With the pictures omitted, write out the entries that follow exactly as they stand.

— start of Provided data —

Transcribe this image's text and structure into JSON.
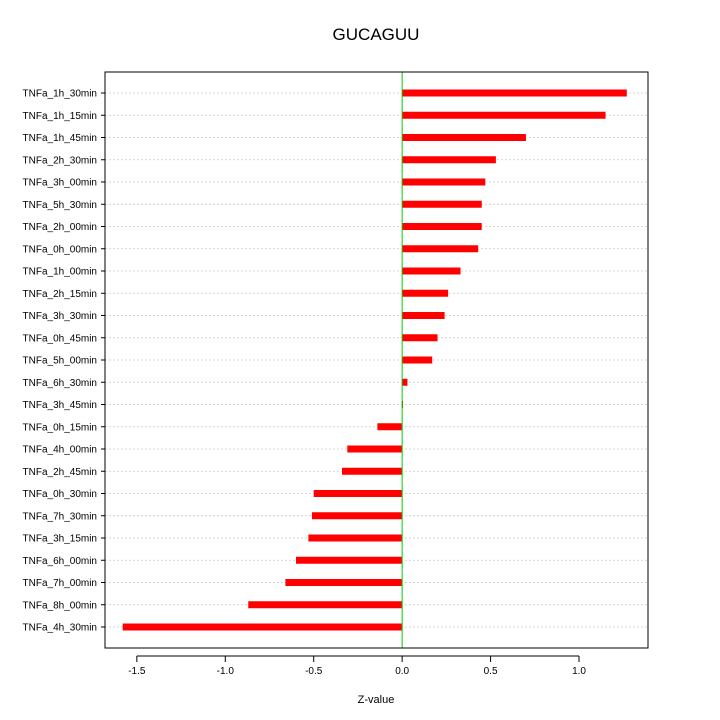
{
  "chart_data": {
    "type": "bar",
    "orientation": "horizontal",
    "title": "GUCAGUU",
    "xlabel": "Z-value",
    "ylabel": "",
    "xlim": [
      -1.68,
      1.39
    ],
    "x_ticks": [
      -1.5,
      -1.0,
      -0.5,
      0.0,
      0.5,
      1.0
    ],
    "x_tick_labels": [
      "-1.5",
      "-1.0",
      "-0.5",
      "0.0",
      "0.5",
      "1.0"
    ],
    "grid": true,
    "reference_line": 0.0,
    "colors": {
      "bar": "#ff0000",
      "reference_line": "#00cc00",
      "grid": "#c8c8c8",
      "frame": "#000000"
    },
    "categories": [
      "TNFa_1h_30min",
      "TNFa_1h_15min",
      "TNFa_1h_45min",
      "TNFa_2h_30min",
      "TNFa_3h_00min",
      "TNFa_5h_30min",
      "TNFa_2h_00min",
      "TNFa_0h_00min",
      "TNFa_1h_00min",
      "TNFa_2h_15min",
      "TNFa_3h_30min",
      "TNFa_0h_45min",
      "TNFa_5h_00min",
      "TNFa_6h_30min",
      "TNFa_3h_45min",
      "TNFa_0h_15min",
      "TNFa_4h_00min",
      "TNFa_2h_45min",
      "TNFa_0h_30min",
      "TNFa_7h_30min",
      "TNFa_3h_15min",
      "TNFa_6h_00min",
      "TNFa_7h_00min",
      "TNFa_8h_00min",
      "TNFa_4h_30min"
    ],
    "values": [
      1.27,
      1.15,
      0.7,
      0.53,
      0.47,
      0.45,
      0.45,
      0.43,
      0.33,
      0.26,
      0.24,
      0.2,
      0.17,
      0.03,
      0.005,
      -0.14,
      -0.31,
      -0.34,
      -0.5,
      -0.51,
      -0.53,
      -0.6,
      -0.66,
      -0.87,
      -1.58
    ]
  }
}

— end of Provided data —

Task response:
Transcribe this image's text and structure into JSON.
{
  "chart_data": {
    "type": "bar",
    "orientation": "horizontal",
    "title": "GUCAGUU",
    "xlabel": "Z-value",
    "ylabel": "",
    "xlim": [
      -1.68,
      1.39
    ],
    "x_ticks": [
      -1.5,
      -1.0,
      -0.5,
      0.0,
      0.5,
      1.0
    ],
    "x_tick_labels": [
      "-1.5",
      "-1.0",
      "-0.5",
      "0.0",
      "0.5",
      "1.0"
    ],
    "grid": true,
    "reference_line": 0.0,
    "colors": {
      "bar": "#ff0000",
      "reference_line": "#00cc00",
      "grid": "#c8c8c8",
      "frame": "#000000"
    },
    "categories": [
      "TNFa_1h_30min",
      "TNFa_1h_15min",
      "TNFa_1h_45min",
      "TNFa_2h_30min",
      "TNFa_3h_00min",
      "TNFa_5h_30min",
      "TNFa_2h_00min",
      "TNFa_0h_00min",
      "TNFa_1h_00min",
      "TNFa_2h_15min",
      "TNFa_3h_30min",
      "TNFa_0h_45min",
      "TNFa_5h_00min",
      "TNFa_6h_30min",
      "TNFa_3h_45min",
      "TNFa_0h_15min",
      "TNFa_4h_00min",
      "TNFa_2h_45min",
      "TNFa_0h_30min",
      "TNFa_7h_30min",
      "TNFa_3h_15min",
      "TNFa_6h_00min",
      "TNFa_7h_00min",
      "TNFa_8h_00min",
      "TNFa_4h_30min"
    ],
    "values": [
      1.27,
      1.15,
      0.7,
      0.53,
      0.47,
      0.45,
      0.45,
      0.43,
      0.33,
      0.26,
      0.24,
      0.2,
      0.17,
      0.03,
      0.005,
      -0.14,
      -0.31,
      -0.34,
      -0.5,
      -0.51,
      -0.53,
      -0.6,
      -0.66,
      -0.87,
      -1.58
    ]
  }
}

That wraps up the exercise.